EXERCISE
Your task is to transcribe the records exactly, skipping every image.

TASK MATERIAL
-- Start --
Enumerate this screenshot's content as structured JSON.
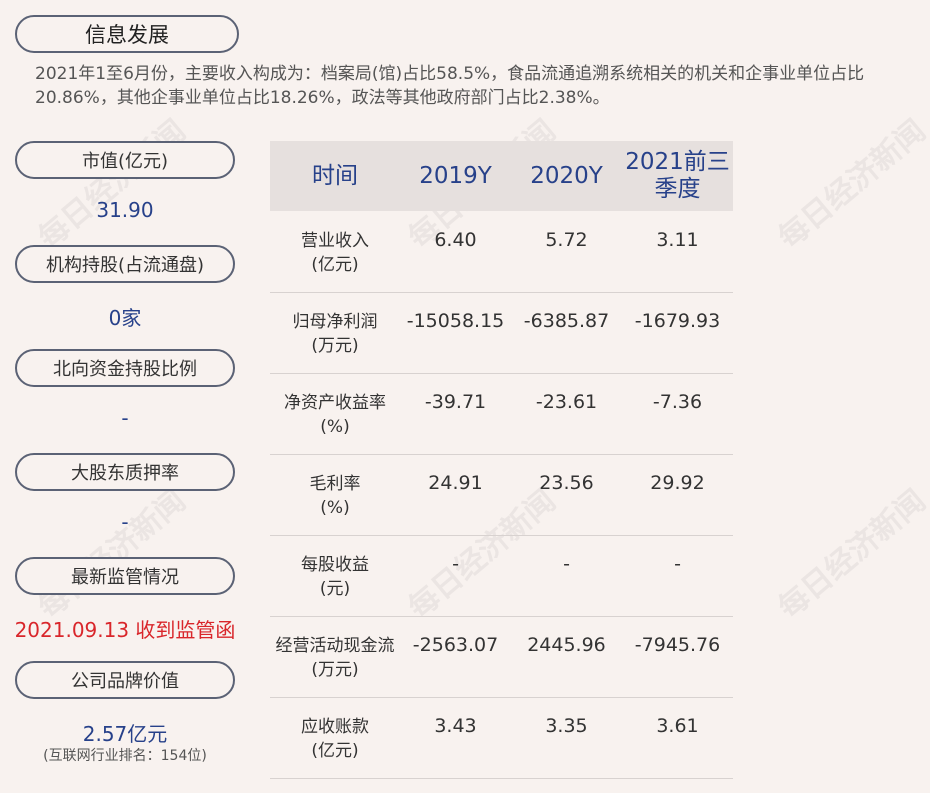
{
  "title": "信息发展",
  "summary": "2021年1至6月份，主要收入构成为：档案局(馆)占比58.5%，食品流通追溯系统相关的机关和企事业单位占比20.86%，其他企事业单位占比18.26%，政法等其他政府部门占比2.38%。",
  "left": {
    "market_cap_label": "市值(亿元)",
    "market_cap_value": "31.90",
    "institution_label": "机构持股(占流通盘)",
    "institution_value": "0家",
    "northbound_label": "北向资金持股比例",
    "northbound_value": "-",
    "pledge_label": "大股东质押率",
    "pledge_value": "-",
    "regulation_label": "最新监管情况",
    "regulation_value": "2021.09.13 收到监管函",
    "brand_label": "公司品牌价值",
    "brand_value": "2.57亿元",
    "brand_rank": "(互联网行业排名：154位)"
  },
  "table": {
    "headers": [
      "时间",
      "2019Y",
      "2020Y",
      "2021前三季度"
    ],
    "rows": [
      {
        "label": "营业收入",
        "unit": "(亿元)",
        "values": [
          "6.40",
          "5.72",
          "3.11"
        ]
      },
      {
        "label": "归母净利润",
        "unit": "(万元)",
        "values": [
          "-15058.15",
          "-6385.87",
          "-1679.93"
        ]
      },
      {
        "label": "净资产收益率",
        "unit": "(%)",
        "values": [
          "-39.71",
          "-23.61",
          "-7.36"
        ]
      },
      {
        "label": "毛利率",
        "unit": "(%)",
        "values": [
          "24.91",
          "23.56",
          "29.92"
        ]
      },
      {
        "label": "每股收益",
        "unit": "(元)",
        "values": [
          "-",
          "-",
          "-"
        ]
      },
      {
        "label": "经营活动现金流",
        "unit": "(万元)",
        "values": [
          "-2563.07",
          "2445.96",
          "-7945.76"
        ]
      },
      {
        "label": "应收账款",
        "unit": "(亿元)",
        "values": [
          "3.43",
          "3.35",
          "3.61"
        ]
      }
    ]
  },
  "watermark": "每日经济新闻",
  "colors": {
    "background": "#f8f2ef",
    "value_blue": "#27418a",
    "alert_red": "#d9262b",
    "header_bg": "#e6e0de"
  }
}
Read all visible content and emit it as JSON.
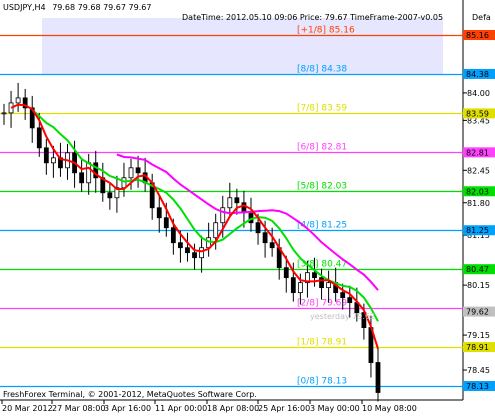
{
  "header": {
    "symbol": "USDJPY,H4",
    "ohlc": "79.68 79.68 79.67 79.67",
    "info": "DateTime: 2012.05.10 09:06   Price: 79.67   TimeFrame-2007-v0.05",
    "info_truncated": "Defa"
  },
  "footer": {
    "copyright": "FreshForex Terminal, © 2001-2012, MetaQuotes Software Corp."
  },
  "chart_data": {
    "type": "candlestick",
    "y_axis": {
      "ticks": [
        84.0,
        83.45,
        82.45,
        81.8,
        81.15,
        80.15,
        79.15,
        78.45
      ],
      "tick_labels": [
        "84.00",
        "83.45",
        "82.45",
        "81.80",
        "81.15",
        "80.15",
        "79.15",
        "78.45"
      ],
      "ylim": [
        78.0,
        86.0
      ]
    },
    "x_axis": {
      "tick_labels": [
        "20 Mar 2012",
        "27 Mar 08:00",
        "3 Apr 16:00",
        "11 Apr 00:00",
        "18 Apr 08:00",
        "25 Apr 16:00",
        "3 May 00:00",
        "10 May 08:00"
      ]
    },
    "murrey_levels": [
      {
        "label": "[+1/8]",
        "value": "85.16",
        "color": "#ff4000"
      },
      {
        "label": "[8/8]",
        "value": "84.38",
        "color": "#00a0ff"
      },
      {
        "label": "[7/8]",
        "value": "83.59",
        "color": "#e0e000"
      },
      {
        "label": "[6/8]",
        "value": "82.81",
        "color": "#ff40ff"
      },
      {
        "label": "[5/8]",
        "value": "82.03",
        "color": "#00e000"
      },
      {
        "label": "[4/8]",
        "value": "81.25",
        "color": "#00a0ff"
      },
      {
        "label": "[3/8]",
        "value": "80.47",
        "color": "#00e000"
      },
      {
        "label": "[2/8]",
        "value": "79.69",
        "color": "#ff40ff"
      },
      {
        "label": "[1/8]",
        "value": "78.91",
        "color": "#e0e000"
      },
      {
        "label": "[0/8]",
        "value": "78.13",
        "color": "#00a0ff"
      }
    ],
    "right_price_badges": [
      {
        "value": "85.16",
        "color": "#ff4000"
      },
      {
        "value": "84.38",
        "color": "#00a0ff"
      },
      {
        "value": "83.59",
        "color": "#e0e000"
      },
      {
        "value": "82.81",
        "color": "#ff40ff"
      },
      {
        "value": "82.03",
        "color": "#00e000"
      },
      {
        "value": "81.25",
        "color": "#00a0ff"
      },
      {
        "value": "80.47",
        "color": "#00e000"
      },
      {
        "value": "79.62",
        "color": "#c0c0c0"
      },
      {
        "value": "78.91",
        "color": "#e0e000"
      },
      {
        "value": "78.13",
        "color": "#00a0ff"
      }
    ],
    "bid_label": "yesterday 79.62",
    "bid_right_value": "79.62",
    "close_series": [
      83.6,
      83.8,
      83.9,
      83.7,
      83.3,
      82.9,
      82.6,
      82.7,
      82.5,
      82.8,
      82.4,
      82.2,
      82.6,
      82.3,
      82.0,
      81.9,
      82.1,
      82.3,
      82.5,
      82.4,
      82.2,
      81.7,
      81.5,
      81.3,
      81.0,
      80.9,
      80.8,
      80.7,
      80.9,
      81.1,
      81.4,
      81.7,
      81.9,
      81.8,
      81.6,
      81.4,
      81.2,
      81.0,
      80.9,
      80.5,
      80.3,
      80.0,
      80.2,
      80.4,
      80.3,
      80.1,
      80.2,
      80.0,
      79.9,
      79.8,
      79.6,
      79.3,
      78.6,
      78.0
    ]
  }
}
-- End --
FULL RESPONSE
Enumerate this screenshot's content as structured JSON.
{
  "title": "信息发展",
  "summary": "2021年1至6月份，主要收入构成为：档案局(馆)占比58.5%，食品流通追溯系统相关的机关和企事业单位占比20.86%，其他企事业单位占比18.26%，政法等其他政府部门占比2.38%。",
  "left": {
    "market_cap_label": "市值(亿元)",
    "market_cap_value": "31.90",
    "institution_label": "机构持股(占流通盘)",
    "institution_value": "0家",
    "northbound_label": "北向资金持股比例",
    "northbound_value": "-",
    "pledge_label": "大股东质押率",
    "pledge_value": "-",
    "regulation_label": "最新监管情况",
    "regulation_value": "2021.09.13 收到监管函",
    "brand_label": "公司品牌价值",
    "brand_value": "2.57亿元",
    "brand_rank": "(互联网行业排名：154位)"
  },
  "table": {
    "headers": [
      "时间",
      "2019Y",
      "2020Y",
      "2021前三季度"
    ],
    "rows": [
      {
        "label": "营业收入",
        "unit": "(亿元)",
        "values": [
          "6.40",
          "5.72",
          "3.11"
        ]
      },
      {
        "label": "归母净利润",
        "unit": "(万元)",
        "values": [
          "-15058.15",
          "-6385.87",
          "-1679.93"
        ]
      },
      {
        "label": "净资产收益率",
        "unit": "(%)",
        "values": [
          "-39.71",
          "-23.61",
          "-7.36"
        ]
      },
      {
        "label": "毛利率",
        "unit": "(%)",
        "values": [
          "24.91",
          "23.56",
          "29.92"
        ]
      },
      {
        "label": "每股收益",
        "unit": "(元)",
        "values": [
          "-",
          "-",
          "-"
        ]
      },
      {
        "label": "经营活动现金流",
        "unit": "(万元)",
        "values": [
          "-2563.07",
          "2445.96",
          "-7945.76"
        ]
      },
      {
        "label": "应收账款",
        "unit": "(亿元)",
        "values": [
          "3.43",
          "3.35",
          "3.61"
        ]
      }
    ]
  },
  "watermark": "每日经济新闻",
  "colors": {
    "background": "#f8f2ef",
    "value_blue": "#27418a",
    "alert_red": "#d9262b",
    "header_bg": "#e6e0de"
  }
}
Read all visible content and emit it as JSON.
{
  "header": {
    "symbol": "USDJPY,H4",
    "ohlc": "79.68 79.68 79.67 79.67",
    "info": "DateTime: 2012.05.10 09:06   Price: 79.67   TimeFrame-2007-v0.05",
    "info_truncated": "Defa"
  },
  "footer": {
    "copyright": "FreshForex Terminal, © 2001-2012, MetaQuotes Software Corp."
  },
  "chart_data": {
    "type": "candlestick",
    "y_axis": {
      "ticks": [
        84.0,
        83.45,
        82.45,
        81.8,
        81.15,
        80.15,
        79.15,
        78.45
      ],
      "tick_labels": [
        "84.00",
        "83.45",
        "82.45",
        "81.80",
        "81.15",
        "80.15",
        "79.15",
        "78.45"
      ],
      "ylim": [
        78.0,
        86.0
      ]
    },
    "x_axis": {
      "tick_labels": [
        "20 Mar 2012",
        "27 Mar 08:00",
        "3 Apr 16:00",
        "11 Apr 00:00",
        "18 Apr 08:00",
        "25 Apr 16:00",
        "3 May 00:00",
        "10 May 08:00"
      ]
    },
    "murrey_levels": [
      {
        "label": "[+1/8]",
        "value": "85.16",
        "color": "#ff4000"
      },
      {
        "label": "[8/8]",
        "value": "84.38",
        "color": "#00a0ff"
      },
      {
        "label": "[7/8]",
        "value": "83.59",
        "color": "#e0e000"
      },
      {
        "label": "[6/8]",
        "value": "82.81",
        "color": "#ff40ff"
      },
      {
        "label": "[5/8]",
        "value": "82.03",
        "color": "#00e000"
      },
      {
        "label": "[4/8]",
        "value": "81.25",
        "color": "#00a0ff"
      },
      {
        "label": "[3/8]",
        "value": "80.47",
        "color": "#00e000"
      },
      {
        "label": "[2/8]",
        "value": "79.69",
        "color": "#ff40ff"
      },
      {
        "label": "[1/8]",
        "value": "78.91",
        "color": "#e0e000"
      },
      {
        "label": "[0/8]",
        "value": "78.13",
        "color": "#00a0ff"
      }
    ],
    "right_price_badges": [
      {
        "value": "85.16",
        "color": "#ff4000"
      },
      {
        "value": "84.38",
        "color": "#00a0ff"
      },
      {
        "value": "83.59",
        "color": "#e0e000"
      },
      {
        "value": "82.81",
        "color": "#ff40ff"
      },
      {
        "value": "82.03",
        "color": "#00e000"
      },
      {
        "value": "81.25",
        "color": "#00a0ff"
      },
      {
        "value": "80.47",
        "color": "#00e000"
      },
      {
        "value": "79.62",
        "color": "#c0c0c0"
      },
      {
        "value": "78.91",
        "color": "#e0e000"
      },
      {
        "value": "78.13",
        "color": "#00a0ff"
      }
    ],
    "bid_label": "yesterday 79.62",
    "bid_right_value": "79.62",
    "close_series": [
      83.6,
      83.8,
      83.9,
      83.7,
      83.3,
      82.9,
      82.6,
      82.7,
      82.5,
      82.8,
      82.4,
      82.2,
      82.6,
      82.3,
      82.0,
      81.9,
      82.1,
      82.3,
      82.5,
      82.4,
      82.2,
      81.7,
      81.5,
      81.3,
      81.0,
      80.9,
      80.8,
      80.7,
      80.9,
      81.1,
      81.4,
      81.7,
      81.9,
      81.8,
      81.6,
      81.4,
      81.2,
      81.0,
      80.9,
      80.5,
      80.3,
      80.0,
      80.2,
      80.4,
      80.3,
      80.1,
      80.2,
      80.0,
      79.9,
      79.8,
      79.6,
      79.3,
      78.6,
      78.0
    ]
  }
}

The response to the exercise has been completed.